>> START

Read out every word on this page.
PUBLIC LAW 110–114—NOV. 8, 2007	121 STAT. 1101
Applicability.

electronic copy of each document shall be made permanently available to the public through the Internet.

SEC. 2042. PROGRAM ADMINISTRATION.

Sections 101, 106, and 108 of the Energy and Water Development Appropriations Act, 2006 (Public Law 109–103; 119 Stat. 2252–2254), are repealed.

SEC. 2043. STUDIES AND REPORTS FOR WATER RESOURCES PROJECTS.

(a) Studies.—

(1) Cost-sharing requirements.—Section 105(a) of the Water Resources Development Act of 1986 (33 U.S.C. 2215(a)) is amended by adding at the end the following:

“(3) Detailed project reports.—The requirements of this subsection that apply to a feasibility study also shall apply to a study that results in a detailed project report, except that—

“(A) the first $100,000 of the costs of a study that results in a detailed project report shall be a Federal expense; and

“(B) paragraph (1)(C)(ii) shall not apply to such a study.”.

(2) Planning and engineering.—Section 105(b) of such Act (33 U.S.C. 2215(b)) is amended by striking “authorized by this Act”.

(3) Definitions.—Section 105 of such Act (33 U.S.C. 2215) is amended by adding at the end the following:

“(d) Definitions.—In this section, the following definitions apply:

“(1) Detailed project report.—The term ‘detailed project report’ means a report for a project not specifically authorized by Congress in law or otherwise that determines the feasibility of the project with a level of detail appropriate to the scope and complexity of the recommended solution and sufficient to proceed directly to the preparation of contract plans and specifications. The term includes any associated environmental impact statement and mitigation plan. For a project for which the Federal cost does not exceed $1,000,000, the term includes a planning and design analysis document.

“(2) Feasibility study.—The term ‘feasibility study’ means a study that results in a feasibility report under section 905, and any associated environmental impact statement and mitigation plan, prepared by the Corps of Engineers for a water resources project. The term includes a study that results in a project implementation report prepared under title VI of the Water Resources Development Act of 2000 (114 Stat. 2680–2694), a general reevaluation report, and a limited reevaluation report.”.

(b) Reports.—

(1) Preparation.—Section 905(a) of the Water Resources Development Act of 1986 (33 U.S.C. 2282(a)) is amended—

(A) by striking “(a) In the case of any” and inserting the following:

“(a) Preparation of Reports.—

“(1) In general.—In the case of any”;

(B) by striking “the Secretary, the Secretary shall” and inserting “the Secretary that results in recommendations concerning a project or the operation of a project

>> END

Exercise: Reproduce the material above without altering a single character.

Exercise output:
Read out every word on this page.
PUBLIC LAW 110–114—NOV. 8, 2007	121 STAT. 1101
Applicability.

electronic copy of each document shall be made permanently available to the public through the Internet.

SEC. 2042. PROGRAM ADMINISTRATION.

Sections 101, 106, and 108 of the Energy and Water Development Appropriations Act, 2006 (Public Law 109–103; 119 Stat. 2252–2254), are repealed.

SEC. 2043. STUDIES AND REPORTS FOR WATER RESOURCES PROJECTS.

(a) Studies.—

(1) Cost-sharing requirements.—Section 105(a) of the Water Resources Development Act of 1986 (33 U.S.C. 2215(a)) is amended by adding at the end the following:

“(3) Detailed project reports.—The requirements of this subsection that apply to a feasibility study also shall apply to a study that results in a detailed project report, except that—

“(A) the first $100,000 of the costs of a study that results in a detailed project report shall be a Federal expense; and

“(B) paragraph (1)(C)(ii) shall not apply to such a study.”.

(2) Planning and engineering.—Section 105(b) of such Act (33 U.S.C. 2215(b)) is amended by striking “authorized by this Act”.

(3) Definitions.—Section 105 of such Act (33 U.S.C. 2215) is amended by adding at the end the following:

“(d) Definitions.—In this section, the following definitions apply:

“(1) Detailed project report.—The term ‘detailed project report’ means a report for a project not specifically authorized by Congress in law or otherwise that determines the feasibility of the project with a level of detail appropriate to the scope and complexity of the recommended solution and sufficient to proceed directly to the preparation of contract plans and specifications. The term includes any associated environmental impact statement and mitigation plan. For a project for which the Federal cost does not exceed $1,000,000, the term includes a planning and design analysis document.

“(2) Feasibility study.—The term ‘feasibility study’ means a study that results in a feasibility report under section 905, and any associated environmental impact statement and mitigation plan, prepared by the Corps of Engineers for a water resources project. The term includes a study that results in a project implementation report prepared under title VI of the Water Resources Development Act of 2000 (114 Stat. 2680–2694), a general reevaluation report, and a limited reevaluation report.”.

(b) Reports.—

(1) Preparation.—Section 905(a) of the Water Resources Development Act of 1986 (33 U.S.C. 2282(a)) is amended—

(A) by striking “(a) In the case of any” and inserting the following:

“(a) Preparation of Reports.—

“(1) In general.—In the case of any”;

(B) by striking “the Secretary, the Secretary shall” and inserting “the Secretary that results in recommendations concerning a project or the operation of a project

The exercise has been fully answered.